> **STATED PROBLEM**:
Gather the lines from the material that contain "https".

> **EXERCISE MATERIAL**:
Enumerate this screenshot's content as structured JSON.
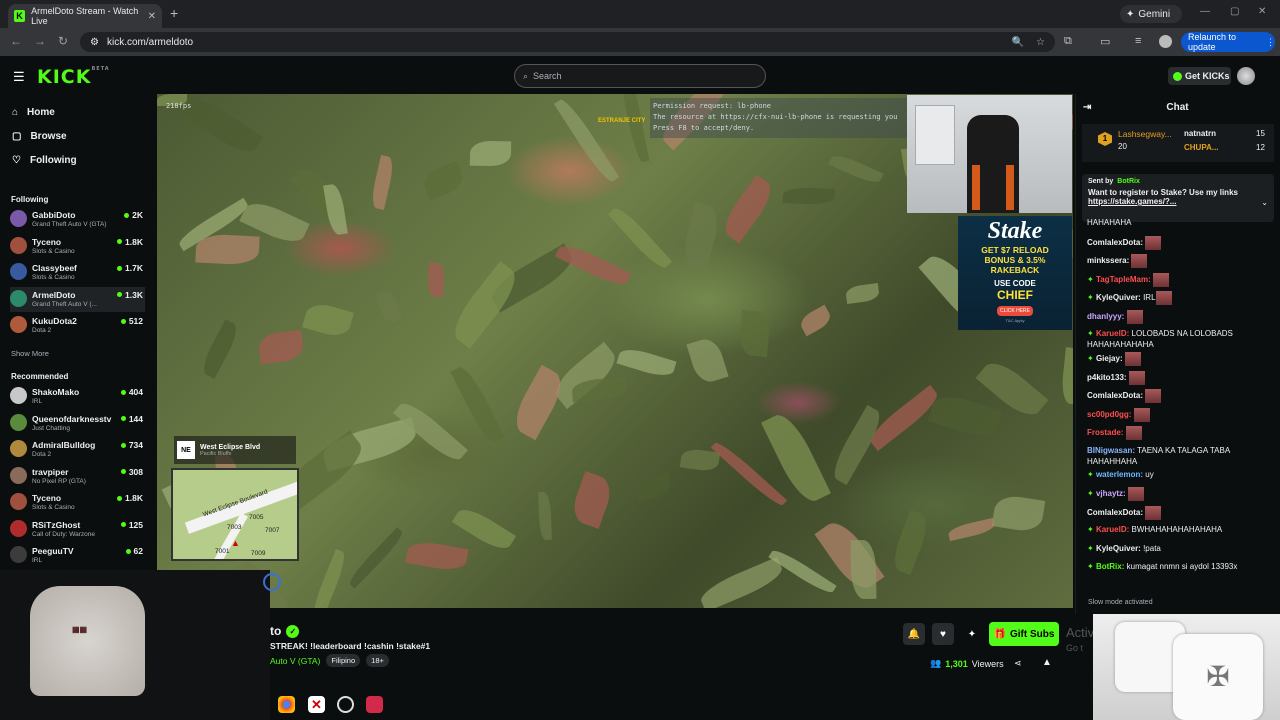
{
  "browser": {
    "tab_title": "ArmelDoto Stream - Watch Live",
    "tab_close": "✕",
    "new_tab": "+",
    "gemini": "Gemini",
    "url": "kick.com/armeldoto",
    "relaunch": "Relaunch to update"
  },
  "header": {
    "logo": "KICK",
    "logo_tag": "BETA",
    "search_placeholder": "Search",
    "get_kicks": "Get KICKs"
  },
  "nav": [
    {
      "label": "Home",
      "icon": "⌂"
    },
    {
      "label": "Browse",
      "icon": "▢"
    },
    {
      "label": "Following",
      "icon": "♡"
    }
  ],
  "following_header": "Following",
  "following": [
    {
      "name": "GabbiDoto",
      "game": "Grand Theft Auto V (GTA)",
      "viewers": "2K",
      "color": "#7a5aa8"
    },
    {
      "name": "Tyceno",
      "game": "Slots & Casino",
      "viewers": "1.8K",
      "color": "#a0503c"
    },
    {
      "name": "Classybeef",
      "game": "Slots & Casino",
      "viewers": "1.7K",
      "color": "#3a5aa0"
    },
    {
      "name": "ArmelDoto",
      "game": "Grand Theft Auto V (...",
      "viewers": "1.3K",
      "color": "#2c8a6a"
    },
    {
      "name": "KukuDota2",
      "game": "Dota 2",
      "viewers": "512",
      "color": "#b05a3c"
    }
  ],
  "show_more": "Show More",
  "recommended_header": "Recommended",
  "recommended": [
    {
      "name": "ShakoMako",
      "game": "IRL",
      "viewers": "404",
      "color": "#c8c8c8"
    },
    {
      "name": "Queenofdarknesstv",
      "game": "Just Chatting",
      "viewers": "144",
      "color": "#5a8a3c"
    },
    {
      "name": "AdmiralBulldog",
      "game": "Dota 2",
      "viewers": "734",
      "color": "#b08a3c"
    },
    {
      "name": "travpiper",
      "game": "No Pixel RP (GTA)",
      "viewers": "308",
      "color": "#8a6a5a"
    },
    {
      "name": "Tyceno",
      "game": "Slots & Casino",
      "viewers": "1.8K",
      "color": "#a0503c"
    },
    {
      "name": "RSiTzGhost",
      "game": "Call of Duty: Warzone",
      "viewers": "125",
      "color": "#b02c2c"
    },
    {
      "name": "PeeguuTV",
      "game": "IRL",
      "viewers": "62",
      "color": "#3c3c3c"
    }
  ],
  "video": {
    "fps": "218fps",
    "console": [
      "Permission request: lb-phone",
      "The resource at https://cfx-nui-lb-phone is requesting you",
      "Press F8 to accept/deny."
    ],
    "city": "ESTRANJE CITY",
    "street_dir": "NE",
    "street": "West Eclipse Blvd",
    "street_sub": "Pacific Bluffs",
    "map_road": "West Eclipse Boulevard",
    "map_nums": [
      "7005",
      "7003",
      "7007",
      "7009",
      "7001"
    ]
  },
  "stake_ad": {
    "brand": "Stake",
    "line1": "GET $7 RELOAD",
    "line2": "BONUS & 3.5%",
    "line3": "RAKEBACK",
    "use_code": "USE CODE",
    "code": "CHIEF",
    "button": "CLICK HERE",
    "fine": "T&C Apply"
  },
  "stream": {
    "name": "to",
    "title": "STREAK! !leaderboard !cashin !stake#1",
    "category": "Auto V (GTA)",
    "tags": [
      "Filipino",
      "18+"
    ],
    "gift_subs": "Gift Subs",
    "viewers": "1,301",
    "viewers_label": "Viewers",
    "activate": "Activ",
    "goto": "Go t"
  },
  "chat": {
    "title": "Chat",
    "leaderboard": [
      {
        "rank": "1",
        "name": "Lashsegway...",
        "value": "20"
      },
      {
        "name": "natnatrn",
        "value": "15"
      },
      {
        "name": "CHUPA...",
        "value": "12"
      }
    ],
    "pinned": {
      "sent_by": "Sent by",
      "bot": "BotRix",
      "text": "Want to register to Stake? Use my links",
      "link": "https://stake.games/?..."
    },
    "messages": [
      {
        "user": "",
        "text": "HAHAHAHA",
        "color": "#efeff1",
        "emote": false,
        "badge": false
      },
      {
        "user": "ComlalexDota:",
        "text": "",
        "color": "#efeff1",
        "emote": true,
        "badge": false
      },
      {
        "user": "minkssera:",
        "text": "",
        "color": "#efeff1",
        "emote": true,
        "badge": false
      },
      {
        "user": "TagTapleMam:",
        "text": "",
        "color": "#ff4d4d",
        "emote": true,
        "badge": true
      },
      {
        "user": "KyleQuiver:",
        "text": "IRL",
        "color": "#efeff1",
        "emote": true,
        "badge": true
      },
      {
        "user": "dhanlyyy:",
        "text": "",
        "color": "#c9a6ff",
        "emote": true,
        "badge": false
      },
      {
        "user": "KaruelD:",
        "text": "LOLOBADS NA LOLOBADS HAHAHAHAHAHA",
        "color": "#ff4d4d",
        "emote": false,
        "badge": true
      },
      {
        "user": "Giejay:",
        "text": "",
        "color": "#efeff1",
        "emote": true,
        "badge": true
      },
      {
        "user": "p4kito133:",
        "text": "",
        "color": "#efeff1",
        "emote": true,
        "badge": false
      },
      {
        "user": "ComlalexDota:",
        "text": "",
        "color": "#efeff1",
        "emote": true,
        "badge": false
      },
      {
        "user": "sc00pd0gg:",
        "text": "",
        "color": "#ff4d4d",
        "emote": true,
        "badge": false
      },
      {
        "user": "Frostade:",
        "text": "",
        "color": "#ff4d4d",
        "emote": true,
        "badge": false
      },
      {
        "user": "BINigwasan:",
        "text": "TAENA KA TALAGA TABA HAHAHHAHA",
        "color": "#8ab4ff",
        "emote": false,
        "badge": false
      },
      {
        "user": "waterlemon:",
        "text": "uy",
        "color": "#6fb7ff",
        "emote": false,
        "badge": true
      },
      {
        "user": "vjhaytz:",
        "text": "",
        "color": "#c9a6ff",
        "emote": true,
        "badge": true
      },
      {
        "user": "ComlalexDota:",
        "text": "",
        "color": "#efeff1",
        "emote": true,
        "badge": false
      },
      {
        "user": "KaruelD:",
        "text": "BWHAHAHAHAHAHAHA",
        "color": "#ff4d4d",
        "emote": false,
        "badge": true
      },
      {
        "user": "KyleQuiver:",
        "text": "!pata",
        "color": "#efeff1",
        "emote": false,
        "badge": true
      },
      {
        "user": "BotRix:",
        "text": "kumagat nnmn si aydol 13393x",
        "color": "#53fc18",
        "emote": false,
        "badge": true
      }
    ],
    "slow_mode": "Slow mode activated"
  }
}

> **REPLY TO THE TASK**:
      "The resource at https://cfx-nui-lb-phone is requesting you",
      "link": "https://stake.games/?..."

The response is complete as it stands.